__TASK DIRECTIONS__:
Transcribe each of the records below exactly, excluding all pictures.

__STORED RECORDS__:
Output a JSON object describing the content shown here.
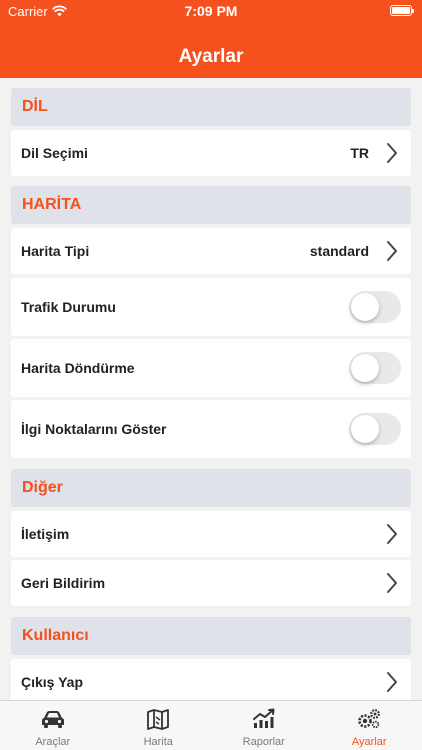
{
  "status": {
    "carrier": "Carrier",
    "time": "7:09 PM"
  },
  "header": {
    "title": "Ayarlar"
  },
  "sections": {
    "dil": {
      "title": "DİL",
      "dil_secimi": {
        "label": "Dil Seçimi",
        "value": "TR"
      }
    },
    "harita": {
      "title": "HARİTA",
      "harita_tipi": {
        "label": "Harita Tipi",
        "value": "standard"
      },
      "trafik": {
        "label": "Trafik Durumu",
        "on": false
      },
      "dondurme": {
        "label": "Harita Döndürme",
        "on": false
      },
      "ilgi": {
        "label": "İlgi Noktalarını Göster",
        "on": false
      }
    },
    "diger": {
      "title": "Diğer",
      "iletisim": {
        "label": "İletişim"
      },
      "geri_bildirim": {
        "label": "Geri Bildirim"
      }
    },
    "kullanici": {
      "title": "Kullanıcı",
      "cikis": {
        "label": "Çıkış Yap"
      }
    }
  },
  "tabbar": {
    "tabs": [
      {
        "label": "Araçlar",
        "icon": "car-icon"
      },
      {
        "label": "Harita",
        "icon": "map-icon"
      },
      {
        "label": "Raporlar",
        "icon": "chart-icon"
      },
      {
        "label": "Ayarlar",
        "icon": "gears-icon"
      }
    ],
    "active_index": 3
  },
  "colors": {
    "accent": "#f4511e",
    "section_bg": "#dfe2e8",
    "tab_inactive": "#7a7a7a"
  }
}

__EXPECTED ANSWER__:
Output a JSON object describing the content shown here.
{
  "status": {
    "carrier": "Carrier",
    "time": "7:09 PM"
  },
  "header": {
    "title": "Ayarlar"
  },
  "sections": {
    "dil": {
      "title": "DİL",
      "dil_secimi": {
        "label": "Dil Seçimi",
        "value": "TR"
      }
    },
    "harita": {
      "title": "HARİTA",
      "harita_tipi": {
        "label": "Harita Tipi",
        "value": "standard"
      },
      "trafik": {
        "label": "Trafik Durumu",
        "on": false
      },
      "dondurme": {
        "label": "Harita Döndürme",
        "on": false
      },
      "ilgi": {
        "label": "İlgi Noktalarını Göster",
        "on": false
      }
    },
    "diger": {
      "title": "Diğer",
      "iletisim": {
        "label": "İletişim"
      },
      "geri_bildirim": {
        "label": "Geri Bildirim"
      }
    },
    "kullanici": {
      "title": "Kullanıcı",
      "cikis": {
        "label": "Çıkış Yap"
      }
    }
  },
  "tabbar": {
    "tabs": [
      {
        "label": "Araçlar",
        "icon": "car-icon"
      },
      {
        "label": "Harita",
        "icon": "map-icon"
      },
      {
        "label": "Raporlar",
        "icon": "chart-icon"
      },
      {
        "label": "Ayarlar",
        "icon": "gears-icon"
      }
    ],
    "active_index": 3
  },
  "colors": {
    "accent": "#f4511e",
    "section_bg": "#dfe2e8",
    "tab_inactive": "#7a7a7a"
  }
}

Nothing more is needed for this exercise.